◆ Do this ◆
Print each line exactly as it is given.
───
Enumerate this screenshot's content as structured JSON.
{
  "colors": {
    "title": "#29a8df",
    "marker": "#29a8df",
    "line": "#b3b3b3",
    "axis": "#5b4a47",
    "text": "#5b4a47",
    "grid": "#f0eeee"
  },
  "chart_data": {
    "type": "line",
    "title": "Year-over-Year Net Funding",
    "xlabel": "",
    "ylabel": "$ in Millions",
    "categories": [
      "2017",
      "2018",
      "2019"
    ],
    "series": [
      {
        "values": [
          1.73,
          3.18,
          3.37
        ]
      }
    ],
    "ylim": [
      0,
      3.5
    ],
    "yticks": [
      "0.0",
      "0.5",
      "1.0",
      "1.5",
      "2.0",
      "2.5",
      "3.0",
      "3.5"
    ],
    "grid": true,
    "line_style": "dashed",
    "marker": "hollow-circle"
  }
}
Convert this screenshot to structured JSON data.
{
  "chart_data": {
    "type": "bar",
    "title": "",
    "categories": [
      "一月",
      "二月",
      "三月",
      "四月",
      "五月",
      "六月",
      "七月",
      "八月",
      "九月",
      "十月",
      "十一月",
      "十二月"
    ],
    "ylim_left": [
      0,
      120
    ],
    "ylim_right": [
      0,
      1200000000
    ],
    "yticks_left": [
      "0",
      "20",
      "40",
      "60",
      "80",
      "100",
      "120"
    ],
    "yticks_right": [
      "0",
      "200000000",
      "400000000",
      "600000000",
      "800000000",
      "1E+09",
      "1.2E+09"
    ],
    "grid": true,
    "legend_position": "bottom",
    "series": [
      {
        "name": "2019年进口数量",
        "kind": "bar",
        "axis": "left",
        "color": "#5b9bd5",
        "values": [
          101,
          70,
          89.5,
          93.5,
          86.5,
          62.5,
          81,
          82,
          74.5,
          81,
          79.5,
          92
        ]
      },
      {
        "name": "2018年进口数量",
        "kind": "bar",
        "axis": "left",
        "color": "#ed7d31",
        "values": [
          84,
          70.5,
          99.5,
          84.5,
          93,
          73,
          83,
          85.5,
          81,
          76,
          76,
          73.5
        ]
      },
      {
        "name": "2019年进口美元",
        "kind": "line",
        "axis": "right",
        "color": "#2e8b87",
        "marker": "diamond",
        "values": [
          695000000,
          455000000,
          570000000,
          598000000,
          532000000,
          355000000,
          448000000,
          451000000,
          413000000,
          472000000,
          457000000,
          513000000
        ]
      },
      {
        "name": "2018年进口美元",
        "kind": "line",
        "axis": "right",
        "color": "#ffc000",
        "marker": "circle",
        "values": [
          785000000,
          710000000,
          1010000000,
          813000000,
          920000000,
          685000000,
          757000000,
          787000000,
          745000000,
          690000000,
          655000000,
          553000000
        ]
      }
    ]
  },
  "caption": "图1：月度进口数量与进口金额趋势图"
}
───
◆ Final result ◆
Enumerate this screenshot's content as structured JSON.
{
  "colors": {
    "title": "#29a8df",
    "marker": "#29a8df",
    "line": "#b3b3b3",
    "axis": "#5b4a47",
    "text": "#5b4a47",
    "grid": "#f0eeee"
  },
  "chart_data": {
    "type": "line",
    "title": "Year-over-Year Net Funding",
    "xlabel": "",
    "ylabel": "$ in Millions",
    "categories": [
      "2017",
      "2018",
      "2019"
    ],
    "series": [
      {
        "values": [
          1.73,
          3.18,
          3.37
        ]
      }
    ],
    "ylim": [
      0,
      3.5
    ],
    "yticks": [
      "0.0",
      "0.5",
      "1.0",
      "1.5",
      "2.0",
      "2.5",
      "3.0",
      "3.5"
    ],
    "grid": true,
    "line_style": "dashed",
    "marker": "hollow-circle"
  }
}
Convert this screenshot to structured JSON data.
{
  "chart_data": {
    "type": "bar",
    "title": "",
    "categories": [
      "一月",
      "二月",
      "三月",
      "四月",
      "五月",
      "六月",
      "七月",
      "八月",
      "九月",
      "十月",
      "十一月",
      "十二月"
    ],
    "ylim_left": [
      0,
      120
    ],
    "ylim_right": [
      0,
      1200000000
    ],
    "yticks_left": [
      "0",
      "20",
      "40",
      "60",
      "80",
      "100",
      "120"
    ],
    "yticks_right": [
      "0",
      "200000000",
      "400000000",
      "600000000",
      "800000000",
      "1E+09",
      "1.2E+09"
    ],
    "grid": true,
    "legend_position": "bottom",
    "series": [
      {
        "name": "2019年进口数量",
        "kind": "bar",
        "axis": "left",
        "color": "#5b9bd5",
        "values": [
          101,
          70,
          89.5,
          93.5,
          86.5,
          62.5,
          81,
          82,
          74.5,
          81,
          79.5,
          92
        ]
      },
      {
        "name": "2018年进口数量",
        "kind": "bar",
        "axis": "left",
        "color": "#ed7d31",
        "values": [
          84,
          70.5,
          99.5,
          84.5,
          93,
          73,
          83,
          85.5,
          81,
          76,
          76,
          73.5
        ]
      },
      {
        "name": "2019年进口美元",
        "kind": "line",
        "axis": "right",
        "color": "#2e8b87",
        "marker": "diamond",
        "values": [
          695000000,
          455000000,
          570000000,
          598000000,
          532000000,
          355000000,
          448000000,
          451000000,
          413000000,
          472000000,
          457000000,
          513000000
        ]
      },
      {
        "name": "2018年进口美元",
        "kind": "line",
        "axis": "right",
        "color": "#ffc000",
        "marker": "circle",
        "values": [
          785000000,
          710000000,
          1010000000,
          813000000,
          920000000,
          685000000,
          757000000,
          787000000,
          745000000,
          690000000,
          655000000,
          553000000
        ]
      }
    ]
  },
  "caption": "图1：月度进口数量与进口金额趋势图"
}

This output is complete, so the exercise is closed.